Records:

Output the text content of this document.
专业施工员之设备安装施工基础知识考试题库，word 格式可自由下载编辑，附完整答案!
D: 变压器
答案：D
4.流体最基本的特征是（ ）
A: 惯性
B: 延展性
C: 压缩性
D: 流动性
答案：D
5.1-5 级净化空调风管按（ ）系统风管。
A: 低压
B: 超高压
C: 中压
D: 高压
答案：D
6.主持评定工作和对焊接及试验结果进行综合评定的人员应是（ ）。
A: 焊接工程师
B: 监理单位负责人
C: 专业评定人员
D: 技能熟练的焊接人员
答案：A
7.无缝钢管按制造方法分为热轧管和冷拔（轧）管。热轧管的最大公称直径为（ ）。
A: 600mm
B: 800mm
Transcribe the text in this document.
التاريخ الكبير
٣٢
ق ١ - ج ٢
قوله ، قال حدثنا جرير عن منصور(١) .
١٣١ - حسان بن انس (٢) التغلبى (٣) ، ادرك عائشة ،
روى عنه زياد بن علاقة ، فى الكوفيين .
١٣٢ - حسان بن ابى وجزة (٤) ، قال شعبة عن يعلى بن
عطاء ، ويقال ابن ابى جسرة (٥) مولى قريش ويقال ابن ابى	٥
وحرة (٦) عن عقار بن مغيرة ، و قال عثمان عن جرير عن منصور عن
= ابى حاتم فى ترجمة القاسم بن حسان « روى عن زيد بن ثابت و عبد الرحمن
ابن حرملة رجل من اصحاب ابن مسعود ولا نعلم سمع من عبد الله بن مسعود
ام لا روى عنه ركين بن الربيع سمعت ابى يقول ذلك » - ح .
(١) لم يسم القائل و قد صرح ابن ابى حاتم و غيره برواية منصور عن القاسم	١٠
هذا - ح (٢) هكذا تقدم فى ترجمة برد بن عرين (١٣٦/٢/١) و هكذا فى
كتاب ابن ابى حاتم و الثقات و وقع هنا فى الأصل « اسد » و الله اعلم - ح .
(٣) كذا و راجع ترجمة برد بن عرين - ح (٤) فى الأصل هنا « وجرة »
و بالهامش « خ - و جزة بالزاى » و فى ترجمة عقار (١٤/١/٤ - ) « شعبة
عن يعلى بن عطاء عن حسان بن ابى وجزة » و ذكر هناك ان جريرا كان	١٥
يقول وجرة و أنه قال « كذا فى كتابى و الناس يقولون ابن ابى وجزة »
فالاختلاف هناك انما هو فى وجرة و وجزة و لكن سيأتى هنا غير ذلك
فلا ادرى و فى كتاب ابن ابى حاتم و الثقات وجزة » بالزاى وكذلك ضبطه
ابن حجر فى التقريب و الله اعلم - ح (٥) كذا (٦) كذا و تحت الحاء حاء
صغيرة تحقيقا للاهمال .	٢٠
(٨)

Stated goal:
Print all the data exactly.

The output:
Output the text content of this document.
专业施工员之设备安装施工基础知识考试题库，word 格式可自由下载编辑，附完整答案!
D: 变压器
答案：D
4.流体最基本的特征是（ ）
A: 惯性
B: 延展性
C: 压缩性
D: 流动性
答案：D
5.1-5 级净化空调风管按（ ）系统风管。
A: 低压
B: 超高压
C: 中压
D: 高压
答案：D
6.主持评定工作和对焊接及试验结果进行综合评定的人员应是（ ）。
A: 焊接工程师
B: 监理单位负责人
C: 专业评定人员
D: 技能熟练的焊接人员
答案：A
7.无缝钢管按制造方法分为热轧管和冷拔（轧）管。热轧管的最大公称直径为（ ）。
A: 600mm
B: 800mm
Transcribe the text in this document.
التاريخ الكبير
٣٢
ق ١ - ج ٢
قوله ، قال حدثنا جرير عن منصور(١) .
١٣١ - حسان بن انس (٢) التغلبى (٣) ، ادرك عائشة ،
روى عنه زياد بن علاقة ، فى الكوفيين .
١٣٢ - حسان بن ابى وجزة (٤) ، قال شعبة عن يعلى بن
عطاء ، ويقال ابن ابى جسرة (٥) مولى قريش ويقال ابن ابى	٥
وحرة (٦) عن عقار بن مغيرة ، و قال عثمان عن جرير عن منصور عن
= ابى حاتم فى ترجمة القاسم بن حسان « روى عن زيد بن ثابت و عبد الرحمن
ابن حرملة رجل من اصحاب ابن مسعود ولا نعلم سمع من عبد الله بن مسعود
ام لا روى عنه ركين بن الربيع سمعت ابى يقول ذلك » - ح .
(١) لم يسم القائل و قد صرح ابن ابى حاتم و غيره برواية منصور عن القاسم	١٠
هذا - ح (٢) هكذا تقدم فى ترجمة برد بن عرين (١٣٦/٢/١) و هكذا فى
كتاب ابن ابى حاتم و الثقات و وقع هنا فى الأصل « اسد » و الله اعلم - ح .
(٣) كذا و راجع ترجمة برد بن عرين - ح (٤) فى الأصل هنا « وجرة »
و بالهامش « خ - و جزة بالزاى » و فى ترجمة عقار (١٤/١/٤ - ) « شعبة
عن يعلى بن عطاء عن حسان بن ابى وجزة » و ذكر هناك ان جريرا كان	١٥
يقول وجرة و أنه قال « كذا فى كتابى و الناس يقولون ابن ابى وجزة »
فالاختلاف هناك انما هو فى وجرة و وجزة و لكن سيأتى هنا غير ذلك
فلا ادرى و فى كتاب ابن ابى حاتم و الثقات وجزة » بالزاى وكذلك ضبطه
ابن حجر فى التقريب و الله اعلم - ح (٥) كذا (٦) كذا و تحت الحاء حاء
صغيرة تحقيقا للاهمال .	٢٠
(٨)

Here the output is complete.